Copy out all of the material exactly.

==== Records shown ====

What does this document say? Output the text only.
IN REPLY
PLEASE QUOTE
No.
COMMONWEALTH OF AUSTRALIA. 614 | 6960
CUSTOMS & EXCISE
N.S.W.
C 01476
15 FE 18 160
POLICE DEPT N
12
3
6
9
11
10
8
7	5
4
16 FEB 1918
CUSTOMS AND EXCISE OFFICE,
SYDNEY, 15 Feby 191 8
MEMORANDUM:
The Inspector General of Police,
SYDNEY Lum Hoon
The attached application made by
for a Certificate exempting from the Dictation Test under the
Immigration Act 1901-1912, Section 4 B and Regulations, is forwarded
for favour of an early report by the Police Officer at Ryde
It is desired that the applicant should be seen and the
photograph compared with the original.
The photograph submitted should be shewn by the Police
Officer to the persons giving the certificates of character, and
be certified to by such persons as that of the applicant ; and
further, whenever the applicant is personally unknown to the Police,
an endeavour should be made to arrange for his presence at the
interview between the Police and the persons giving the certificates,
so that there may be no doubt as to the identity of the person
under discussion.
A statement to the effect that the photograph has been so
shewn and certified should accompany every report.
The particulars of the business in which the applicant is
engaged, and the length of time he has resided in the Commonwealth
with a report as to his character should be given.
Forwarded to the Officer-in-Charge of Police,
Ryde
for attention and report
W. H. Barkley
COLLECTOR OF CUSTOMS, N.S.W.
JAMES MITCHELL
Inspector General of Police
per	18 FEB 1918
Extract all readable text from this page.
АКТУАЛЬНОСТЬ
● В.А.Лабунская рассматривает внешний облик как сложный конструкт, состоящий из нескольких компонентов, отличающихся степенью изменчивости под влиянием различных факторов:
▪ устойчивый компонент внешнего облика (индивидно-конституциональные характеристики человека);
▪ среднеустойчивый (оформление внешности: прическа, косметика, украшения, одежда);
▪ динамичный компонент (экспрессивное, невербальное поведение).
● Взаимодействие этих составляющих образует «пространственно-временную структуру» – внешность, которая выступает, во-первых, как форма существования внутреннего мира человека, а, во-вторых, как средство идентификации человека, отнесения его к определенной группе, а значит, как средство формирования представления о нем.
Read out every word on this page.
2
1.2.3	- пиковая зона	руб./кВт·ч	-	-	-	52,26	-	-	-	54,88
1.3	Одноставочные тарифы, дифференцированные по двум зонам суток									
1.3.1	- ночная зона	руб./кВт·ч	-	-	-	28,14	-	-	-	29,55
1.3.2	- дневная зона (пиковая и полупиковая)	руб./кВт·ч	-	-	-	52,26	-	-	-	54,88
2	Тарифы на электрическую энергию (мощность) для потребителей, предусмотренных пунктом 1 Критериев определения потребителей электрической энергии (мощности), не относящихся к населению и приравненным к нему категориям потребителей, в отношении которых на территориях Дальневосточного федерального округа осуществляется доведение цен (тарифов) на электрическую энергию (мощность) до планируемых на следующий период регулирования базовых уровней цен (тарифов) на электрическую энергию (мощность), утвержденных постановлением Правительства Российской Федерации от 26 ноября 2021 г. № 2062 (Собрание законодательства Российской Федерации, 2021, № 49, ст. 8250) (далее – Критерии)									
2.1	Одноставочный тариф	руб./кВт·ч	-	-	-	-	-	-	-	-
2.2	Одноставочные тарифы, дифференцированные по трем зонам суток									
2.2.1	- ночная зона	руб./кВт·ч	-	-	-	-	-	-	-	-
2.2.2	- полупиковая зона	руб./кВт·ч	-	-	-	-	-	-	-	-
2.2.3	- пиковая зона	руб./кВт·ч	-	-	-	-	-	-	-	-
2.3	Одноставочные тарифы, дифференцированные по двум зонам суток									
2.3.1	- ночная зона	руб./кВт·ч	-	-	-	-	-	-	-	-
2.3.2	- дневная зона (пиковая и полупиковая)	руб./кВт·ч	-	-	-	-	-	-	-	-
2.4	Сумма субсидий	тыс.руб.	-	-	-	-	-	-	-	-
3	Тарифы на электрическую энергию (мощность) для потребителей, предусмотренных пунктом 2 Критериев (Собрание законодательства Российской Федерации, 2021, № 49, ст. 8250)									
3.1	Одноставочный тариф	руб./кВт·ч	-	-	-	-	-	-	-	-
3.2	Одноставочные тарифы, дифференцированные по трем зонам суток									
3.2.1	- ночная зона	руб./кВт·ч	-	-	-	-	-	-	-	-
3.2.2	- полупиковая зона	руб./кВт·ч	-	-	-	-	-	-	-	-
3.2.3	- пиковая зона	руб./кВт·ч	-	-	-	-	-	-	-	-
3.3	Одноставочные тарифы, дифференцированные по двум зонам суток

====

▸ Solved exercise:
What does this document say? Output the text only.
IN REPLY
PLEASE QUOTE
No.
COMMONWEALTH OF AUSTRALIA. 614 | 6960
CUSTOMS & EXCISE
N.S.W.
C 01476
15 FE 18 160
POLICE DEPT N
12
3
6
9
11
10
8
7	5
4
16 FEB 1918
CUSTOMS AND EXCISE OFFICE,
SYDNEY, 15 Feby 191 8
MEMORANDUM:
The Inspector General of Police,
SYDNEY Lum Hoon
The attached application made by
for a Certificate exempting from the Dictation Test under the
Immigration Act 1901-1912, Section 4 B and Regulations, is forwarded
for favour of an early report by the Police Officer at Ryde
It is desired that the applicant should be seen and the
photograph compared with the original.
The photograph submitted should be shewn by the Police
Officer to the persons giving the certificates of character, and
be certified to by such persons as that of the applicant ; and
further, whenever the applicant is personally unknown to the Police,
an endeavour should be made to arrange for his presence at the
interview between the Police and the persons giving the certificates,
so that there may be no doubt as to the identity of the person
under discussion.
A statement to the effect that the photograph has been so
shewn and certified should accompany every report.
The particulars of the business in which the applicant is
engaged, and the length of time he has resided in the Commonwealth
with a report as to his character should be given.
Forwarded to the Officer-in-Charge of Police,
Ryde
for attention and report
W. H. Barkley
COLLECTOR OF CUSTOMS, N.S.W.
JAMES MITCHELL
Inspector General of Police
per	18 FEB 1918
Extract all readable text from this page.
АКТУАЛЬНОСТЬ
● В.А.Лабунская рассматривает внешний облик как сложный конструкт, состоящий из нескольких компонентов, отличающихся степенью изменчивости под влиянием различных факторов:
▪ устойчивый компонент внешнего облика (индивидно-конституциональные характеристики человека);
▪ среднеустойчивый (оформление внешности: прическа, косметика, украшения, одежда);
▪ динамичный компонент (экспрессивное, невербальное поведение).
● Взаимодействие этих составляющих образует «пространственно-временную структуру» – внешность, которая выступает, во-первых, как форма существования внутреннего мира человека, а, во-вторых, как средство идентификации человека, отнесения его к определенной группе, а значит, как средство формирования представления о нем.
Read out every word on this page.
2
1.2.3	- пиковая зона	руб./кВт·ч	-	-	-	52,26	-	-	-	54,88
1.3	Одноставочные тарифы, дифференцированные по двум зонам суток									
1.3.1	- ночная зона	руб./кВт·ч	-	-	-	28,14	-	-	-	29,55
1.3.2	- дневная зона (пиковая и полупиковая)	руб./кВт·ч	-	-	-	52,26	-	-	-	54,88
2	Тарифы на электрическую энергию (мощность) для потребителей, предусмотренных пунктом 1 Критериев определения потребителей электрической энергии (мощности), не относящихся к населению и приравненным к нему категориям потребителей, в отношении которых на территориях Дальневосточного федерального округа осуществляется доведение цен (тарифов) на электрическую энергию (мощность) до планируемых на следующий период регулирования базовых уровней цен (тарифов) на электрическую энергию (мощность), утвержденных постановлением Правительства Российской Федерации от 26 ноября 2021 г. № 2062 (Собрание законодательства Российской Федерации, 2021, № 49, ст. 8250) (далее – Критерии)									
2.1	Одноставочный тариф	руб./кВт·ч	-	-	-	-	-	-	-	-
2.2	Одноставочные тарифы, дифференцированные по трем зонам суток									
2.2.1	- ночная зона	руб./кВт·ч	-	-	-	-	-	-	-	-
2.2.2	- полупиковая зона	руб./кВт·ч	-	-	-	-	-	-	-	-
2.2.3	- пиковая зона	руб./кВт·ч	-	-	-	-	-	-	-	-
2.3	Одноставочные тарифы, дифференцированные по двум зонам суток									
2.3.1	- ночная зона	руб./кВт·ч	-	-	-	-	-	-	-	-
2.3.2	- дневная зона (пиковая и полупиковая)	руб./кВт·ч	-	-	-	-	-	-	-	-
2.4	Сумма субсидий	тыс.руб.	-	-	-	-	-	-	-	-
3	Тарифы на электрическую энергию (мощность) для потребителей, предусмотренных пунктом 2 Критериев (Собрание законодательства Российской Федерации, 2021, № 49, ст. 8250)									
3.1	Одноставочный тариф	руб./кВт·ч	-	-	-	-	-	-	-	-
3.2	Одноставочные тарифы, дифференцированные по трем зонам суток									
3.2.1	- ночная зона	руб./кВт·ч	-	-	-	-	-	-	-	-
3.2.2	- полупиковая зона	руб./кВт·ч	-	-	-	-	-	-	-	-
3.2.3	- пиковая зона	руб./кВт·ч	-	-	-	-	-	-	-	-
3.3	Одноставочные тарифы, дифференцированные по двум зонам суток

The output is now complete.